- _Written problem_: Locate each line of the material that contains "restore", then return it.

----

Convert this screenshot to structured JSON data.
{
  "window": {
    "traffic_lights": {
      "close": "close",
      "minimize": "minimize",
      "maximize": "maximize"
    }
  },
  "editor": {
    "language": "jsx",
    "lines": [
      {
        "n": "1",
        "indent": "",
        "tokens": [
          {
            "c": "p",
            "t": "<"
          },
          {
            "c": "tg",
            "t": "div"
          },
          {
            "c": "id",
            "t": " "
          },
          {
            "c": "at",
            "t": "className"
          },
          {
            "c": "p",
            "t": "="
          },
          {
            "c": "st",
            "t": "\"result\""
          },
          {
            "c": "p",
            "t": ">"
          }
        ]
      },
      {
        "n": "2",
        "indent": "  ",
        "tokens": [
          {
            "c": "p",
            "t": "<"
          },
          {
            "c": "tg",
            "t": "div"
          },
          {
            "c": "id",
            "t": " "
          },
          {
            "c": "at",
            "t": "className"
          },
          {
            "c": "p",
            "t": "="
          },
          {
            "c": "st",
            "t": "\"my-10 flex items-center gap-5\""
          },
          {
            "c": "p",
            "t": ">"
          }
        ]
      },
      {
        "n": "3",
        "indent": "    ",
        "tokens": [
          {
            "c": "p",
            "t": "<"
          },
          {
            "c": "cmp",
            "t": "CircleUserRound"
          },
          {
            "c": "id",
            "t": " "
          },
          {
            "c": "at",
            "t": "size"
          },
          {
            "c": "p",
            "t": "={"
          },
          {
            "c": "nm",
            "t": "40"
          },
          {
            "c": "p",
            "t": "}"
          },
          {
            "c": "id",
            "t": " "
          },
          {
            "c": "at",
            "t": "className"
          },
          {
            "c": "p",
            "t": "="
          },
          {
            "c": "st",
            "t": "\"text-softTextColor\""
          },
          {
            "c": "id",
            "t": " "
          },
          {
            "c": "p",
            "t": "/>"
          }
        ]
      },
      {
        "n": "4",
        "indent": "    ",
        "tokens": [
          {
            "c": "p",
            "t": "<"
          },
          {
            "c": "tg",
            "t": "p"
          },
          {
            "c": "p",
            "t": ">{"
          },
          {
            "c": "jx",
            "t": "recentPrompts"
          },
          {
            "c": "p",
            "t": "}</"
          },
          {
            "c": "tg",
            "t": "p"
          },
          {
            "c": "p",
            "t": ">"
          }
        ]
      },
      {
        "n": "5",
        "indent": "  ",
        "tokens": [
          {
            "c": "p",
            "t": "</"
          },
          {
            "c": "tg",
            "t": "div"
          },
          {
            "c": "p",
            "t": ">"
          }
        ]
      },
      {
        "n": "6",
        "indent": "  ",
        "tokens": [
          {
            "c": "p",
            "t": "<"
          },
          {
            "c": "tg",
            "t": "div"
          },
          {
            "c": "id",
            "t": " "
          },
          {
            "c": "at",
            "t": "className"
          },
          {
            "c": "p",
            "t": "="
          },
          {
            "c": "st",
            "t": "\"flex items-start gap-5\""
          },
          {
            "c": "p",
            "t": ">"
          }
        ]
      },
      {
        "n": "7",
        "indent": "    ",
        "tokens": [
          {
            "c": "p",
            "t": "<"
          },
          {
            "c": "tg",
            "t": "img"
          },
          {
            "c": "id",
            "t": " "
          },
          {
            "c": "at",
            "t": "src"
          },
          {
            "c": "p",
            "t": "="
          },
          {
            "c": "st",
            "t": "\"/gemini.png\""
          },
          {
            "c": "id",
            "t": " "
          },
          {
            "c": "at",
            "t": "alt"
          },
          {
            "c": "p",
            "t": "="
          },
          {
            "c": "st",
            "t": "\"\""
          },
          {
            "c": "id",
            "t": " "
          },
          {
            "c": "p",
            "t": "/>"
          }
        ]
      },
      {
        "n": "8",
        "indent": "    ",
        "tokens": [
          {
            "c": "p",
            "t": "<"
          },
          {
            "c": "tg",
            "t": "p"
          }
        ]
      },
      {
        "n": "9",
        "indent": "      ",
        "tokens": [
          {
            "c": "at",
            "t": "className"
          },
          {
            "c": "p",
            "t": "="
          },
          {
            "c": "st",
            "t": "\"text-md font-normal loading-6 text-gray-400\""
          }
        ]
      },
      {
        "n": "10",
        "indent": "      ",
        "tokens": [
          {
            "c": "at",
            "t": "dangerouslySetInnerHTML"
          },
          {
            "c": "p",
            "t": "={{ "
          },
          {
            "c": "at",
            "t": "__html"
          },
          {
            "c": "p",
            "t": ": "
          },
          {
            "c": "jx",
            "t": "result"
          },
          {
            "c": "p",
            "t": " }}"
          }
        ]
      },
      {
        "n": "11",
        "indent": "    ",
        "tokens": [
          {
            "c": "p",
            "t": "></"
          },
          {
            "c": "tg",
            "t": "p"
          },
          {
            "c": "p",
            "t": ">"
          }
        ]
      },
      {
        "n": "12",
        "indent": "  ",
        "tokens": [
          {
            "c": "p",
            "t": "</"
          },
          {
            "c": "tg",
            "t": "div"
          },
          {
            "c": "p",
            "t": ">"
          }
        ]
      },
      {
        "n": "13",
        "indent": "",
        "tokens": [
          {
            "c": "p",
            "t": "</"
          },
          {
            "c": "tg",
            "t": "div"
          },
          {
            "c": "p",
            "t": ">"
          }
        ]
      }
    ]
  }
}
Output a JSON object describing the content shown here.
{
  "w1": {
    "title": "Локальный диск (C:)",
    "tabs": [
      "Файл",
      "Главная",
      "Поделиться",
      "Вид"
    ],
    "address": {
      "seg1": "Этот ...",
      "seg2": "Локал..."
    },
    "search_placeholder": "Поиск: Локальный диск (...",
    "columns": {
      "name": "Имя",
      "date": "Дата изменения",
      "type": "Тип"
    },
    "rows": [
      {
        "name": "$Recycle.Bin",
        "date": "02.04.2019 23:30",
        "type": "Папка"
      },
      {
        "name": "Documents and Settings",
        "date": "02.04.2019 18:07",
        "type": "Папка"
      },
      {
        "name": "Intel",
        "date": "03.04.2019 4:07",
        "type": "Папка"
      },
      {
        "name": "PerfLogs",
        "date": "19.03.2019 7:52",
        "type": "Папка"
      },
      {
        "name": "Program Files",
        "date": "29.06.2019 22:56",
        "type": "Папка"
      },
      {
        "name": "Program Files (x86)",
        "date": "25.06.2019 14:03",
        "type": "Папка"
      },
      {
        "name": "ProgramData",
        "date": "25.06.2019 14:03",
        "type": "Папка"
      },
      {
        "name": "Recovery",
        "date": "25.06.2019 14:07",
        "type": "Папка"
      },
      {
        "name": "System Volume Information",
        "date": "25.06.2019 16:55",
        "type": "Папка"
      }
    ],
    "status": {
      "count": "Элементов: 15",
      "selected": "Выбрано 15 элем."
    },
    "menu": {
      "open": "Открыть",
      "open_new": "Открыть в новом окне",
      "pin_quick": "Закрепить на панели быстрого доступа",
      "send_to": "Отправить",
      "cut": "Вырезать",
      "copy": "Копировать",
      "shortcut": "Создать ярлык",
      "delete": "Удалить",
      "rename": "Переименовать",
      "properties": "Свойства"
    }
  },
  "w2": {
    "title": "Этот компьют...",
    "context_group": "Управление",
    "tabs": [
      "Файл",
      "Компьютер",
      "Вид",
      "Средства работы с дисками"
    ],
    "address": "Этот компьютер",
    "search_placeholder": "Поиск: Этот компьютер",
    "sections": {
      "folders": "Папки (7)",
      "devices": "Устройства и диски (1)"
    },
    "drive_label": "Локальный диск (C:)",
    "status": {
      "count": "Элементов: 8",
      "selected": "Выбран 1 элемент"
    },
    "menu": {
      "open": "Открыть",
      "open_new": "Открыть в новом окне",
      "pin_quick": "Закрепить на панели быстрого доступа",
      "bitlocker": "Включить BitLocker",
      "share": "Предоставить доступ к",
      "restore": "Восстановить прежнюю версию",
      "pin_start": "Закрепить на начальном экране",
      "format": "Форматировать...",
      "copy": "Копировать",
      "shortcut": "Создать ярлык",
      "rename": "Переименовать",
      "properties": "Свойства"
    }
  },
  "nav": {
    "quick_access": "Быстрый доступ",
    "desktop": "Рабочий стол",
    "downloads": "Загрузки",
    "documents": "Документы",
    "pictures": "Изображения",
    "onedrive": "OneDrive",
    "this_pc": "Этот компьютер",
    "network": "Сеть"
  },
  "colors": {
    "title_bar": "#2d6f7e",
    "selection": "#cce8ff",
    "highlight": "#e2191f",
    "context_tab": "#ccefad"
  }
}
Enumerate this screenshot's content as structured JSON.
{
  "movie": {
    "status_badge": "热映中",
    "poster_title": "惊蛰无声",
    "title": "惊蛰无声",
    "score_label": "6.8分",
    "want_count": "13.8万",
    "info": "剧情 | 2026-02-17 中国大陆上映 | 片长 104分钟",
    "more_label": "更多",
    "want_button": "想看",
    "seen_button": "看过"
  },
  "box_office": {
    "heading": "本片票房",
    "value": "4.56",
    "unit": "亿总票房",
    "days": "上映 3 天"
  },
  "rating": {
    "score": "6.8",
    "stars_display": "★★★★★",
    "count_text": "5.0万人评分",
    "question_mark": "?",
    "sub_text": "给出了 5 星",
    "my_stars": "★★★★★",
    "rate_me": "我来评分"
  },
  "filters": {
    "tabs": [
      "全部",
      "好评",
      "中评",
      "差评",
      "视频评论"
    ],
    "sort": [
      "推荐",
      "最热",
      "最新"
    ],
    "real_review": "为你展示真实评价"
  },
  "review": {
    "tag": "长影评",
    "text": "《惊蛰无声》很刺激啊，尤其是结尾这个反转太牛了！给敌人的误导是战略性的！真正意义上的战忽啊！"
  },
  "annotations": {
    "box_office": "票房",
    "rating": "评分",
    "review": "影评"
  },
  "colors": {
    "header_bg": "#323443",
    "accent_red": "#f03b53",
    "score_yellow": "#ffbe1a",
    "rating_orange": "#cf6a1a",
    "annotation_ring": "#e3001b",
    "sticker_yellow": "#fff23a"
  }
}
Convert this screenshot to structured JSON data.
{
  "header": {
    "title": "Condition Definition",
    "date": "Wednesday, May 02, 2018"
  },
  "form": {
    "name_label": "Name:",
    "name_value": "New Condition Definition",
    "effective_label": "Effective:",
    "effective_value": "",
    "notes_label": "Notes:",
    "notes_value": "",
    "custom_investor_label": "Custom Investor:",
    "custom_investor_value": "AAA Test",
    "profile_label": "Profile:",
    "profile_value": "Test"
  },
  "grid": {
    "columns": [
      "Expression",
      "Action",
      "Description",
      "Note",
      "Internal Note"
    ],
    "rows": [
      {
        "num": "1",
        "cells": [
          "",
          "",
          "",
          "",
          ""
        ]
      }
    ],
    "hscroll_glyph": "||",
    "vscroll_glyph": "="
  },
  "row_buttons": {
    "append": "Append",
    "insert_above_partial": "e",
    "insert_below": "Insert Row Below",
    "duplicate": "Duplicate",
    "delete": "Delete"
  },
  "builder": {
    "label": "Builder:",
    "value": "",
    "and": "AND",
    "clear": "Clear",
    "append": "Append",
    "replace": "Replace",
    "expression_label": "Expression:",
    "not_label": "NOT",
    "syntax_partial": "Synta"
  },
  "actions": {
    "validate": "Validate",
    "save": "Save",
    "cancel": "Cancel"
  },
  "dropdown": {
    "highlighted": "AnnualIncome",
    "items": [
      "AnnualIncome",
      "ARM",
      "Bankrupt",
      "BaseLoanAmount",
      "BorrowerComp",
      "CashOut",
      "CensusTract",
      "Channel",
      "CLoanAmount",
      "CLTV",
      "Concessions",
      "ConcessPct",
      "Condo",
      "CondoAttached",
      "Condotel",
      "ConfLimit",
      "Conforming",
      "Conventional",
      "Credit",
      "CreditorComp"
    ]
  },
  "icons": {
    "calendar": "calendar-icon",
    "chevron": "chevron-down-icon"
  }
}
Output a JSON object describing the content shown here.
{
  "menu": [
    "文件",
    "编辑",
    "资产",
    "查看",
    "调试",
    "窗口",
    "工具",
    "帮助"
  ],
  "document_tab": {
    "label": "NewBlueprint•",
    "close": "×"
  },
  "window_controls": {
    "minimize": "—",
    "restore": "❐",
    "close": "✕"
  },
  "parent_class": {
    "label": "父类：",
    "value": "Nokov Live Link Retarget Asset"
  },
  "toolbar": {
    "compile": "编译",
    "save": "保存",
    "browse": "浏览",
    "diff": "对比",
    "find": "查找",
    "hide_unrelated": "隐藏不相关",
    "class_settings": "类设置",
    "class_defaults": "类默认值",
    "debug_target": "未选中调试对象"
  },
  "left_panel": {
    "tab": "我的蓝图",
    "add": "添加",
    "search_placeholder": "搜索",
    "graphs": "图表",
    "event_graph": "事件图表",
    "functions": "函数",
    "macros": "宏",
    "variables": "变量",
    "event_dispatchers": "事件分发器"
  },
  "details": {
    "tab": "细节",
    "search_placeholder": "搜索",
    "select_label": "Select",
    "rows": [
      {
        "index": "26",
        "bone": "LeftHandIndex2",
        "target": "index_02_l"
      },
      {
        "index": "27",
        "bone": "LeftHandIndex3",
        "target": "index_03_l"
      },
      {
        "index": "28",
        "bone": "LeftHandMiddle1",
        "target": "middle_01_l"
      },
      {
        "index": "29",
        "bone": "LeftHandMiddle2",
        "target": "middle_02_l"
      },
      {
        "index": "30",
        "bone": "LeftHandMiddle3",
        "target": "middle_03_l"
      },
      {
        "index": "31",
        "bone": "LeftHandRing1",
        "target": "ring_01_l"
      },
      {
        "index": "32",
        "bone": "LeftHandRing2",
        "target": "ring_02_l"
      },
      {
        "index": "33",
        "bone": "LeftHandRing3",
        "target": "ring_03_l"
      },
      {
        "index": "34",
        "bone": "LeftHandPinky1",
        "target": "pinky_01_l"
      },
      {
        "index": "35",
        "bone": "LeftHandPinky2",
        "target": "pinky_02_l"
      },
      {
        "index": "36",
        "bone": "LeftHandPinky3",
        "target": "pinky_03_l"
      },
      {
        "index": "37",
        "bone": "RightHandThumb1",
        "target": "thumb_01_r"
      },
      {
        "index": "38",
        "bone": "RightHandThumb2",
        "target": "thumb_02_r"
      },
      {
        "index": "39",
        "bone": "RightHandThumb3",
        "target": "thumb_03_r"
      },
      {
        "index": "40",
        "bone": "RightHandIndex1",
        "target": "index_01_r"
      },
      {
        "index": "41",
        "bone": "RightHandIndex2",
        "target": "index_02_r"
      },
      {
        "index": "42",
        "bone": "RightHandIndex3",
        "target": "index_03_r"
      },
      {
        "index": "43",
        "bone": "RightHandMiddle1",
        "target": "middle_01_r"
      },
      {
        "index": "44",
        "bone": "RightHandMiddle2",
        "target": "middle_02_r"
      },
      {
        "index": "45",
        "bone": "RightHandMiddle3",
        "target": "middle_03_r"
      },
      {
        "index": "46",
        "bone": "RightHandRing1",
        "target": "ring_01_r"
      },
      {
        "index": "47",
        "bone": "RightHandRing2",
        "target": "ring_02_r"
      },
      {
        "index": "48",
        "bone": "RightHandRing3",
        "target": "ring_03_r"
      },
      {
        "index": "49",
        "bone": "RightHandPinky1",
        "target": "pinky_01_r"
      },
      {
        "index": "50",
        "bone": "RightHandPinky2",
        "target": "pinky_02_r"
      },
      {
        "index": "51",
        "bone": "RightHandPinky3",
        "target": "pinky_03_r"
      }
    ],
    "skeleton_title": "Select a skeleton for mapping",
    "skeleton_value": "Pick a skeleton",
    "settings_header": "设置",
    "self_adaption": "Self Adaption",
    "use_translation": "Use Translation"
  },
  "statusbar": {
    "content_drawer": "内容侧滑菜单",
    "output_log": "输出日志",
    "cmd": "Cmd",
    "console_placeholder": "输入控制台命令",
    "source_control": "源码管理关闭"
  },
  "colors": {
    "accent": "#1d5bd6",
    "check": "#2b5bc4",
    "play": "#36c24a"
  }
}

----

- _Worked solution_:
      "restore": "Восстановить прежнюю версию",
    "restore": "❐",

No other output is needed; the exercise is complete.